◆ AUFGABEN UND ÜBUNGEN
A – Schreibe den Abschnitt des Textes über den Verzicht auf Schweinefleisch ab, der mit den Worten „Das bedeutet also, es“ beginnt und mit „für diese Problematik?“ endet. Tausche dabei „Rindfleisch“ gegen „Lammfleisch“ aus.
B – Sammle aus den Einträgen jede Zeile, in der die Zeichenfolge „title“ vorkommt. Groß- und Kleinschreibung sind zu beachten.

◆ TEXTAUSZUG
-*-

In der ganzen Einrichtung auf Schweinefleisch verzichten?
Bei uns ist es eben mehrfach so, dass es überwiegend Kinder und Jugendliche mit muslimischen Glauben gibt. Ein Teil dieses Glaubens besteht darin, dass das Schweinefleisch als unrein angesehen wird und somit verboten ist. Da es zu kompliziert ist, für Kinder, die eine Ganztageseinrichtung besuchen, immer zweimal zu kochen, haben sich im Prinzip alle Einrichtungen der Stadt darauf geeinigt, dass einfach für alle Kinder ohne Schweinefleisch gekocht wird.
Das bedeutet also, es gibt entweder nur Hühnchen, Pute oder Rindfleisch und eben überhaupt kein Schweinefleisch, auch für die Kinder, die es eigentlich essen dürfen. Meiner Meinung nach hat es keinen Schaden, wenn man auf Schweinefleisch verzichtet. Es gibt sicher auch Vorteile und es heißt ja auch, dass andere Fleischsorten gesünder sind.
Es gibt aber auch Eltern, die das überhaupt nicht nachvollziehen können und es nicht einsehen, wenn ihre Kinder kein Schweinefleisch bekommen, da sie ja nicht den muslimischen Glauben vertreten. Man muss aber auch sagen, dass es ziemlich aufwändig wäre, zwei verschiedene Sorten zu kochen und auch zu bestellen und dass es mit der Abrechnung dann auch komplizierter wäre. Was hättet ihr für Lösungen für diese Problematik?
Ich kann die Argumentation mit der Kosten- und Aufwandsersparnis durchaus verstehen, und für mich wäre der Verzicht auf Schweinefleisch innerhalb einer Einrichtung auch problemlos verschmerzbar. Ich bevorzuge ohnehin Geflügel und Fisch vor rotem Fleisch, und auch bei letzterem greife ich eher zu Rind als zu Schwein. Die Präferenzen sind natürlich von Mensch zu Mensch unterschiedlich und man wird niemals allen gerecht, wenn man eine einzelne Sorte gänzlich aus dem Programm nimmt, weil es immer Leute geben wird, die gerade das am liebsten mögen - aber in diesem Fall halte ich es zumindest für einen erträglichen Kompromiss.

-*-

Einträge aus einer Sammlung, auszugsweise
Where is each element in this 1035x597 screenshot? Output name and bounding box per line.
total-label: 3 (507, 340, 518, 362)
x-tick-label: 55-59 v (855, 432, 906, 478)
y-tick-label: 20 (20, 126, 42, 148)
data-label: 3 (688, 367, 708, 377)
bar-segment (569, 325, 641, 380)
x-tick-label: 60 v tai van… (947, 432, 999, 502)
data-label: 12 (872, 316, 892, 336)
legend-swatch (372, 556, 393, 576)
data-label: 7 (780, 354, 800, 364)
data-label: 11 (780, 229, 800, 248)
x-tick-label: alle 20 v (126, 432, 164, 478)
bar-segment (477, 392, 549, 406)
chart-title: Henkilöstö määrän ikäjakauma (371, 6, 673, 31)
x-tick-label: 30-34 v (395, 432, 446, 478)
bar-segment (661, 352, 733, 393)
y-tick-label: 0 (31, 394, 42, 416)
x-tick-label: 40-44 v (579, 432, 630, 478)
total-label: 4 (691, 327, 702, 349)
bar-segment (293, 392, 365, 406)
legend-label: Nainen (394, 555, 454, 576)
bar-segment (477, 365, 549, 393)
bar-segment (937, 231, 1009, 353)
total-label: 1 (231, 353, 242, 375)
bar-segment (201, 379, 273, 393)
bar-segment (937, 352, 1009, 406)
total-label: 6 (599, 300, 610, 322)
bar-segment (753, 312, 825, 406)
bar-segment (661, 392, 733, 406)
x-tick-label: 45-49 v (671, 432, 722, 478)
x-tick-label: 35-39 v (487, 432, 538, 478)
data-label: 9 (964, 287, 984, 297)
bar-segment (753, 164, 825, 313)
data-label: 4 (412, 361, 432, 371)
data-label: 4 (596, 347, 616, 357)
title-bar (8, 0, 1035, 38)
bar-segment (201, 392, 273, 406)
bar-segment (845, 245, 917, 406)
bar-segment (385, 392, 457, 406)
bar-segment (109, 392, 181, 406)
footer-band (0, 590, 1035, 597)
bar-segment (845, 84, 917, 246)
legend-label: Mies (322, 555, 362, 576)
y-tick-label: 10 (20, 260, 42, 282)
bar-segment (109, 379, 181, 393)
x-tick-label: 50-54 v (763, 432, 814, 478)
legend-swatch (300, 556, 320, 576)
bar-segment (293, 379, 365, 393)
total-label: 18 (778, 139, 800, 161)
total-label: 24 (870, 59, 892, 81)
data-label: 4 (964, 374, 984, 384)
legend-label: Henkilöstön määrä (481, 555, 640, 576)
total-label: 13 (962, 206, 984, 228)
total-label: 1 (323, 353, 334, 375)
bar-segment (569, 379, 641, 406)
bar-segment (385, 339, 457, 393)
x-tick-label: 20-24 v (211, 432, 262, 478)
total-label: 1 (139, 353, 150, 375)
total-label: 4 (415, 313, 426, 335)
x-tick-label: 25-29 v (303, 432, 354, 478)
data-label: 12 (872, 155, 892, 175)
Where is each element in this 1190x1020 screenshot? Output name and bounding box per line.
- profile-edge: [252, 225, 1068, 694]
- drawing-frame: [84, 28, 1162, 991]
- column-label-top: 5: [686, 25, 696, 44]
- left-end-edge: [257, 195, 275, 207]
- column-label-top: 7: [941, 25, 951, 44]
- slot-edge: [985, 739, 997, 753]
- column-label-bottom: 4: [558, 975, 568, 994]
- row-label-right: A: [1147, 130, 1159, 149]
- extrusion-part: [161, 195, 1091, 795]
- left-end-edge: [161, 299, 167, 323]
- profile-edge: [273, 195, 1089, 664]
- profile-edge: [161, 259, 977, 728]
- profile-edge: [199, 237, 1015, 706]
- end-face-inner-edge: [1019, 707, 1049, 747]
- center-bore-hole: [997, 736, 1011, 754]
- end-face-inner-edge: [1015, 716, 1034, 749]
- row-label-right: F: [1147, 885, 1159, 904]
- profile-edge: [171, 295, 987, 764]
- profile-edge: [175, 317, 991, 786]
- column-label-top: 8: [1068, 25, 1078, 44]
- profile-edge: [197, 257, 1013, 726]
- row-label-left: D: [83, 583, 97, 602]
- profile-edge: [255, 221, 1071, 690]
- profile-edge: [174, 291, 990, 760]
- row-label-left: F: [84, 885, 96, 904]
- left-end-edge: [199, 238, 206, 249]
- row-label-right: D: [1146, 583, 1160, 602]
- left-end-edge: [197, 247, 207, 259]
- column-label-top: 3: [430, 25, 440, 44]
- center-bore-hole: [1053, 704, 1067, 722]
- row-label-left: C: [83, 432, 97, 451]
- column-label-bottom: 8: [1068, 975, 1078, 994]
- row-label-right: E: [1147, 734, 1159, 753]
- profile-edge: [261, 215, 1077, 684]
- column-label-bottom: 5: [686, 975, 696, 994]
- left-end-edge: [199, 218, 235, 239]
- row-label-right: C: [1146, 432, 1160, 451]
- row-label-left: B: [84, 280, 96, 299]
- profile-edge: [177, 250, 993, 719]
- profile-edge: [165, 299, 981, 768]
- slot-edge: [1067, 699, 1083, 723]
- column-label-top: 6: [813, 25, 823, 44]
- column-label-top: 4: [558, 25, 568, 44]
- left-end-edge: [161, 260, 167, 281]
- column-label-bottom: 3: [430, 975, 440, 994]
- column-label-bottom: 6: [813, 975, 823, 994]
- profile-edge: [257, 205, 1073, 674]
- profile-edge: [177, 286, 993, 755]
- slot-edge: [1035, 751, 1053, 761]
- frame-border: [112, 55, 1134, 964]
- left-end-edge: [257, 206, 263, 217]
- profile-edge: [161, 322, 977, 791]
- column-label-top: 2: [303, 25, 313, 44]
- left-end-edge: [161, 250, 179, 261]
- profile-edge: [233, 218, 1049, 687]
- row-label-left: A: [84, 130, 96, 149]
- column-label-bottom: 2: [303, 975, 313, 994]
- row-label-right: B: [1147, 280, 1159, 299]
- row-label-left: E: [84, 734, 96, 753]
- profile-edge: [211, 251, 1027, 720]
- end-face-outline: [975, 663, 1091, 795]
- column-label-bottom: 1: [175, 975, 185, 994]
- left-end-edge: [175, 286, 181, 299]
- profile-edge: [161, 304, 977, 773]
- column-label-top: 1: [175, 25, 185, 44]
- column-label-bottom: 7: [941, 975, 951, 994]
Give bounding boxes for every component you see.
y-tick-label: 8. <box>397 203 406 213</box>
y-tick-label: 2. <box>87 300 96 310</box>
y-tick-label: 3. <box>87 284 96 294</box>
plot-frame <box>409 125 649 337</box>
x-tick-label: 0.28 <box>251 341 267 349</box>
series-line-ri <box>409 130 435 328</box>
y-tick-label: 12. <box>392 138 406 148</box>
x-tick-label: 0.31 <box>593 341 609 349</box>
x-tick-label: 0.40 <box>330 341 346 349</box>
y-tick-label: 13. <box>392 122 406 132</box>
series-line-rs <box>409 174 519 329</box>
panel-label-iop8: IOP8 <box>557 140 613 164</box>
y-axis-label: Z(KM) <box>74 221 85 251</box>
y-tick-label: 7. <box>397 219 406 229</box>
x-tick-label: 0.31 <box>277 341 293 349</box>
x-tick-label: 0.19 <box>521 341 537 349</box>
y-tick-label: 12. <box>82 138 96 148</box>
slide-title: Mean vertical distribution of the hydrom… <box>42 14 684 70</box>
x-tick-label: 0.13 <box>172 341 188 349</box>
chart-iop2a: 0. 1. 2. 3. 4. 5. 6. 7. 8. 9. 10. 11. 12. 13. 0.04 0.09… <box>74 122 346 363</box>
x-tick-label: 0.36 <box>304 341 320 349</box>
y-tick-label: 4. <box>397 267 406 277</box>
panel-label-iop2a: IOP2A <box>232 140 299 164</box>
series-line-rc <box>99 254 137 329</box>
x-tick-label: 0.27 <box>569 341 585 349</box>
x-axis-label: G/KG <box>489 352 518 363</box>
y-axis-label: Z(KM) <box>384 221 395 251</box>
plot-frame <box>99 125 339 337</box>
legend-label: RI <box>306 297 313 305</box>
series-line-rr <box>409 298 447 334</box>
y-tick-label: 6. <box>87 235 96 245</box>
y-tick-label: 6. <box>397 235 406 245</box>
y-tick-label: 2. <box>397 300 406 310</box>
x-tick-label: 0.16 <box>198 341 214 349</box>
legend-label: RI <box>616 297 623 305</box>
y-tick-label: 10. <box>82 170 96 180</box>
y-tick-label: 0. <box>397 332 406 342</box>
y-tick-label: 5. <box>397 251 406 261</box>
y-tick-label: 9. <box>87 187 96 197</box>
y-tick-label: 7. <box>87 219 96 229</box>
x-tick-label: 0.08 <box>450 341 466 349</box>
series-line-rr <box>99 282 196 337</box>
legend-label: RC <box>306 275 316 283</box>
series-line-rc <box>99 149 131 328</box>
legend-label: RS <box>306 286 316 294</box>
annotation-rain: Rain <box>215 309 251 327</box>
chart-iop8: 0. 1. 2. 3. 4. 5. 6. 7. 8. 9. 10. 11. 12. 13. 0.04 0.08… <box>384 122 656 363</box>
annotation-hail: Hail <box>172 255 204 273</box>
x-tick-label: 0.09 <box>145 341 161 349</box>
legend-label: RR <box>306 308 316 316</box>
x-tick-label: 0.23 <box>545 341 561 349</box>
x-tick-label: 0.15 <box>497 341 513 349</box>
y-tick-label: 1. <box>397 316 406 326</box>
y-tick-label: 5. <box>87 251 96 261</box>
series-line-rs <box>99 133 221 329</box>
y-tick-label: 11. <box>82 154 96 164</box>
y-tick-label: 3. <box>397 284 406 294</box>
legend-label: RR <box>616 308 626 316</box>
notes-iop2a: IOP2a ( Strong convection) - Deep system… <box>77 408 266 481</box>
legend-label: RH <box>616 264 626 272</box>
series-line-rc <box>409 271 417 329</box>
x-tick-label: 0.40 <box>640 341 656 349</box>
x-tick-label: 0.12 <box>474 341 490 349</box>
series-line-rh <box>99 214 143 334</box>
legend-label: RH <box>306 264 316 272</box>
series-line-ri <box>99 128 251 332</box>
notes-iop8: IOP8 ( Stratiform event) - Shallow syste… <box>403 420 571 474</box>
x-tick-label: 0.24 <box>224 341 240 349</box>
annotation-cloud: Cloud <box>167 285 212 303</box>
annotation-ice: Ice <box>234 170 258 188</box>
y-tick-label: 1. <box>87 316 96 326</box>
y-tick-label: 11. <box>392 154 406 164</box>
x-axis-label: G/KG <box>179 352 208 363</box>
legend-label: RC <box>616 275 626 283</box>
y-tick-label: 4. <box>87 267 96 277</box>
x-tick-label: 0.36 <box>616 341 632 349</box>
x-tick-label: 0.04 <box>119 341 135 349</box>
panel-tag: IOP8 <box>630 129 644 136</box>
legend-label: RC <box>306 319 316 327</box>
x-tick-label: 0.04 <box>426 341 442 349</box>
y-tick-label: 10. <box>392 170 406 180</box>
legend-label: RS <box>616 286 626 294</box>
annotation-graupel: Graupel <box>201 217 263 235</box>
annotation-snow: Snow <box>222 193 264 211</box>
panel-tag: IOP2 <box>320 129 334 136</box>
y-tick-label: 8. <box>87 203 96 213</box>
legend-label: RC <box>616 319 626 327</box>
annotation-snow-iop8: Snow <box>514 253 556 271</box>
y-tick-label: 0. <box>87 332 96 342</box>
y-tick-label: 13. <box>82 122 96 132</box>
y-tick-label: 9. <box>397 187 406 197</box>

-*-

◆ MUSTERLÖSUNGEN
A –
Das bedeutet also, es gibt entweder nur Hühnchen, Pute oder Lammfleisch und eben überhaupt kein Schweinefleisch, auch für die Kinder, die es eigentlich essen dürfen. Meiner Meinung nach hat es keinen Schaden, wenn man auf Schweinefleisch verzichtet. Es gibt sicher auch Vorteile und es heißt ja auch, dass andere Fleischsorten gesünder sind.
Es gibt aber auch Eltern, die das überhaupt nicht nachvollziehen können und es nicht einsehen, wenn ihre Kinder kein Schweinefleisch bekommen, da sie ja nicht den muslimischen Glauben vertreten. Man muss aber auch sagen, dass es ziemlich aufwändig wäre, zwei verschiedene Sorten zu kochen und auch zu bestellen und dass es mit der Abrechnung dann auch komplizierter wäre. Was hättet ihr für Lösungen für diese Problematik?

B –
chart-title: Henkilöstö määrän ikäjakauma (371, 6, 673, 31)
title-bar (8, 0, 1035, 38)
slide-title: Mean vertical distribution of the hydrom… <box>42 14 684 70</box>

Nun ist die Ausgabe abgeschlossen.